**AIM:** Take the listing and print it in full, exactly as given.
• • • •
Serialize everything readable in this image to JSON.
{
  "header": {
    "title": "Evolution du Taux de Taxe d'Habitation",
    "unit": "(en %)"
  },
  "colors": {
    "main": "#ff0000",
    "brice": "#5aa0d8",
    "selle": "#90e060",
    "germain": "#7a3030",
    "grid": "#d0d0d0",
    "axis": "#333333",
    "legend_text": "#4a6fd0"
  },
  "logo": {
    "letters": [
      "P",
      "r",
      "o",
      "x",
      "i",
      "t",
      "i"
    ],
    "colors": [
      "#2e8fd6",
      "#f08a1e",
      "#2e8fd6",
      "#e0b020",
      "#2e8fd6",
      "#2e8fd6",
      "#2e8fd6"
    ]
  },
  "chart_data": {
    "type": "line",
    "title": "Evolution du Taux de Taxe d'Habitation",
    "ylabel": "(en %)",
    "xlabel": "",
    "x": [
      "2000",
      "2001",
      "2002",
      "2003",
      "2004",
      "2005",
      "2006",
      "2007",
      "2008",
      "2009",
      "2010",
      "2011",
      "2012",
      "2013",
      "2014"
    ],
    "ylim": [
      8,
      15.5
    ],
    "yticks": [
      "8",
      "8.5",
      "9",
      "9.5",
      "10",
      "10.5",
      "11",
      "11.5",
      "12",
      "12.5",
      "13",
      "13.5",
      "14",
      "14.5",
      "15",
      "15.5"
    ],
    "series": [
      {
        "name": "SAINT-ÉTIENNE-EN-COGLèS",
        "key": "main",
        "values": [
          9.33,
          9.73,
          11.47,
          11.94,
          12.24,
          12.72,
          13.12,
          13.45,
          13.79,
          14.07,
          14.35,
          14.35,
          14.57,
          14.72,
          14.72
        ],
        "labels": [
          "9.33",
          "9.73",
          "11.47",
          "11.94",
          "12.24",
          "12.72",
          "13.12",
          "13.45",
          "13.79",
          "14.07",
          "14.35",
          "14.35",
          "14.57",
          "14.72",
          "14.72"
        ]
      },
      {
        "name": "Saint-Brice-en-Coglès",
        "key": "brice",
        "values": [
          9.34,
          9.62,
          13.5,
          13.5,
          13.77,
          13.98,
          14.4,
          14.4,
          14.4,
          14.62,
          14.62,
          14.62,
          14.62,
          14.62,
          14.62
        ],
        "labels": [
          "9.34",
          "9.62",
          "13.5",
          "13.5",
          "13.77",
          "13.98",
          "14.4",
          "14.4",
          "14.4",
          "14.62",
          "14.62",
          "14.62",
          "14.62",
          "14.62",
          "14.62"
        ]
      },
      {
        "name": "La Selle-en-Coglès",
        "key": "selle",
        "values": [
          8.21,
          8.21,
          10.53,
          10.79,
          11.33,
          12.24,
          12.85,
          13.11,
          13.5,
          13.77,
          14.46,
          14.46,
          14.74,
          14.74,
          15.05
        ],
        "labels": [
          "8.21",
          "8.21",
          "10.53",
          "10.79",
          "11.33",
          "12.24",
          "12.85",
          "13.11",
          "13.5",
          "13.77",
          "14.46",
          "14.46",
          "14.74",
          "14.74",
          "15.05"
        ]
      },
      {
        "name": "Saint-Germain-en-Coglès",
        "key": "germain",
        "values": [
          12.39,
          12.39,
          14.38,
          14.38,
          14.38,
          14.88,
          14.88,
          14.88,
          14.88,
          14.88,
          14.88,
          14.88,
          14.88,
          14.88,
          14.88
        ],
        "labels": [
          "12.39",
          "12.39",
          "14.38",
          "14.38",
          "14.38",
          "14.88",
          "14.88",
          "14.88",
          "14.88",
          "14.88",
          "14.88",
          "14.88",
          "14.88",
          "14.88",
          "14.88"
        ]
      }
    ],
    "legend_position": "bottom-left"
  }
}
• • • •
**EXERCISE SOLUTION:**
Serialize everything readable in this image to JSON.
{
  "header": {
    "title": "Evolution du Taux de Taxe d'Habitation",
    "unit": "(en %)"
  },
  "colors": {
    "main": "#ff0000",
    "brice": "#5aa0d8",
    "selle": "#90e060",
    "germain": "#7a3030",
    "grid": "#d0d0d0",
    "axis": "#333333",
    "legend_text": "#4a6fd0"
  },
  "logo": {
    "letters": [
      "P",
      "r",
      "o",
      "x",
      "i",
      "t",
      "i"
    ],
    "colors": [
      "#2e8fd6",
      "#f08a1e",
      "#2e8fd6",
      "#e0b020",
      "#2e8fd6",
      "#2e8fd6",
      "#2e8fd6"
    ]
  },
  "chart_data": {
    "type": "line",
    "title": "Evolution du Taux de Taxe d'Habitation",
    "ylabel": "(en %)",
    "xlabel": "",
    "x": [
      "2000",
      "2001",
      "2002",
      "2003",
      "2004",
      "2005",
      "2006",
      "2007",
      "2008",
      "2009",
      "2010",
      "2011",
      "2012",
      "2013",
      "2014"
    ],
    "ylim": [
      8,
      15.5
    ],
    "yticks": [
      "8",
      "8.5",
      "9",
      "9.5",
      "10",
      "10.5",
      "11",
      "11.5",
      "12",
      "12.5",
      "13",
      "13.5",
      "14",
      "14.5",
      "15",
      "15.5"
    ],
    "series": [
      {
        "name": "SAINT-ÉTIENNE-EN-COGLèS",
        "key": "main",
        "values": [
          9.33,
          9.73,
          11.47,
          11.94,
          12.24,
          12.72,
          13.12,
          13.45,
          13.79,
          14.07,
          14.35,
          14.35,
          14.57,
          14.72,
          14.72
        ],
        "labels": [
          "9.33",
          "9.73",
          "11.47",
          "11.94",
          "12.24",
          "12.72",
          "13.12",
          "13.45",
          "13.79",
          "14.07",
          "14.35",
          "14.35",
          "14.57",
          "14.72",
          "14.72"
        ]
      },
      {
        "name": "Saint-Brice-en-Coglès",
        "key": "brice",
        "values": [
          9.34,
          9.62,
          13.5,
          13.5,
          13.77,
          13.98,
          14.4,
          14.4,
          14.4,
          14.62,
          14.62,
          14.62,
          14.62,
          14.62,
          14.62
        ],
        "labels": [
          "9.34",
          "9.62",
          "13.5",
          "13.5",
          "13.77",
          "13.98",
          "14.4",
          "14.4",
          "14.4",
          "14.62",
          "14.62",
          "14.62",
          "14.62",
          "14.62",
          "14.62"
        ]
      },
      {
        "name": "La Selle-en-Coglès",
        "key": "selle",
        "values": [
          8.21,
          8.21,
          10.53,
          10.79,
          11.33,
          12.24,
          12.85,
          13.11,
          13.5,
          13.77,
          14.46,
          14.46,
          14.74,
          14.74,
          15.05
        ],
        "labels": [
          "8.21",
          "8.21",
          "10.53",
          "10.79",
          "11.33",
          "12.24",
          "12.85",
          "13.11",
          "13.5",
          "13.77",
          "14.46",
          "14.46",
          "14.74",
          "14.74",
          "15.05"
        ]
      },
      {
        "name": "Saint-Germain-en-Coglès",
        "key": "germain",
        "values": [
          12.39,
          12.39,
          14.38,
          14.38,
          14.38,
          14.88,
          14.88,
          14.88,
          14.88,
          14.88,
          14.88,
          14.88,
          14.88,
          14.88,
          14.88
        ],
        "labels": [
          "12.39",
          "12.39",
          "14.38",
          "14.38",
          "14.38",
          "14.88",
          "14.88",
          "14.88",
          "14.88",
          "14.88",
          "14.88",
          "14.88",
          "14.88",
          "14.88",
          "14.88"
        ]
      }
    ],
    "legend_position": "bottom-left"
  }
}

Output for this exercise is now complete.